▸ **GOAL**
Retype the material in full, keeping every word the same.

(Extracted records)
§ §

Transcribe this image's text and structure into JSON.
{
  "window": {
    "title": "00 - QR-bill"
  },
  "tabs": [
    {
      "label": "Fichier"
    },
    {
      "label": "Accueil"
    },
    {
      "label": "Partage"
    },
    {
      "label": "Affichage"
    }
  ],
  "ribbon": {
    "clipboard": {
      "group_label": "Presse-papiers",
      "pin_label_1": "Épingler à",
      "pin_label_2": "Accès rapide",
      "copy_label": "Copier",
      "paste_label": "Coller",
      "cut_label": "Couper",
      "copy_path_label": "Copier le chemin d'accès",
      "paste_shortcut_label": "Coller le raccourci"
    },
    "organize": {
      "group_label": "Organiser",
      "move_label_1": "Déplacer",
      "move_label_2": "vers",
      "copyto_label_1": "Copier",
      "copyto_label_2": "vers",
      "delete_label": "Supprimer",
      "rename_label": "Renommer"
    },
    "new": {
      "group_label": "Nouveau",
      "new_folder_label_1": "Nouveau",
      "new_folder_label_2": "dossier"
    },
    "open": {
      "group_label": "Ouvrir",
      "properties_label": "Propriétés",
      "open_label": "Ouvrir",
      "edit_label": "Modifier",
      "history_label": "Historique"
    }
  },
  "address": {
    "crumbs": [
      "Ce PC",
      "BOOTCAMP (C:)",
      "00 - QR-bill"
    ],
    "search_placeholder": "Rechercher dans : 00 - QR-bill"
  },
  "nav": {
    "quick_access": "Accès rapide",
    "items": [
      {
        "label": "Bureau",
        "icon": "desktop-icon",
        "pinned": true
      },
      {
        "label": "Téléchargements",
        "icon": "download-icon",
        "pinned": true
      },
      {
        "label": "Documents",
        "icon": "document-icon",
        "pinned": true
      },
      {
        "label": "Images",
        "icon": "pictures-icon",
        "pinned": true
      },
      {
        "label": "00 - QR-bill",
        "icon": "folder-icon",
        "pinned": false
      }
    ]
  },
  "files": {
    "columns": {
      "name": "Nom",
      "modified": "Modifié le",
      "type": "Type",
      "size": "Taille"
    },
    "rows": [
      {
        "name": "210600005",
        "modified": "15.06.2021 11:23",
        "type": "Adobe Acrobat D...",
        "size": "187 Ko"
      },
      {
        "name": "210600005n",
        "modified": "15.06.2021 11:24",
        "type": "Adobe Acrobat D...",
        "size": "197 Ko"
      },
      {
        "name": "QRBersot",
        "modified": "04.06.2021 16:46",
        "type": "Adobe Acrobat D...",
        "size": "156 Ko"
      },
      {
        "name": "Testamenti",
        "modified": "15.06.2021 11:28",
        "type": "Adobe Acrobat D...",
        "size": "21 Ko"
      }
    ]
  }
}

§ §

▸ **REPLY TO THE EXERCISE**
Transcribe this image's text and structure into JSON.
{
  "window": {
    "title": "00 - QR-bill"
  },
  "tabs": [
    {
      "label": "Fichier"
    },
    {
      "label": "Accueil"
    },
    {
      "label": "Partage"
    },
    {
      "label": "Affichage"
    }
  ],
  "ribbon": {
    "clipboard": {
      "group_label": "Presse-papiers",
      "pin_label_1": "Épingler à",
      "pin_label_2": "Accès rapide",
      "copy_label": "Copier",
      "paste_label": "Coller",
      "cut_label": "Couper",
      "copy_path_label": "Copier le chemin d'accès",
      "paste_shortcut_label": "Coller le raccourci"
    },
    "organize": {
      "group_label": "Organiser",
      "move_label_1": "Déplacer",
      "move_label_2": "vers",
      "copyto_label_1": "Copier",
      "copyto_label_2": "vers",
      "delete_label": "Supprimer",
      "rename_label": "Renommer"
    },
    "new": {
      "group_label": "Nouveau",
      "new_folder_label_1": "Nouveau",
      "new_folder_label_2": "dossier"
    },
    "open": {
      "group_label": "Ouvrir",
      "properties_label": "Propriétés",
      "open_label": "Ouvrir",
      "edit_label": "Modifier",
      "history_label": "Historique"
    }
  },
  "address": {
    "crumbs": [
      "Ce PC",
      "BOOTCAMP (C:)",
      "00 - QR-bill"
    ],
    "search_placeholder": "Rechercher dans : 00 - QR-bill"
  },
  "nav": {
    "quick_access": "Accès rapide",
    "items": [
      {
        "label": "Bureau",
        "icon": "desktop-icon",
        "pinned": true
      },
      {
        "label": "Téléchargements",
        "icon": "download-icon",
        "pinned": true
      },
      {
        "label": "Documents",
        "icon": "document-icon",
        "pinned": true
      },
      {
        "label": "Images",
        "icon": "pictures-icon",
        "pinned": true
      },
      {
        "label": "00 - QR-bill",
        "icon": "folder-icon",
        "pinned": false
      }
    ]
  },
  "files": {
    "columns": {
      "name": "Nom",
      "modified": "Modifié le",
      "type": "Type",
      "size": "Taille"
    },
    "rows": [
      {
        "name": "210600005",
        "modified": "15.06.2021 11:23",
        "type": "Adobe Acrobat D...",
        "size": "187 Ko"
      },
      {
        "name": "210600005n",
        "modified": "15.06.2021 11:24",
        "type": "Adobe Acrobat D...",
        "size": "197 Ko"
      },
      {
        "name": "QRBersot",
        "modified": "04.06.2021 16:46",
        "type": "Adobe Acrobat D...",
        "size": "156 Ko"
      },
      {
        "name": "Testamenti",
        "modified": "15.06.2021 11:28",
        "type": "Adobe Acrobat D...",
        "size": "21 Ko"
      }
    ]
  }
}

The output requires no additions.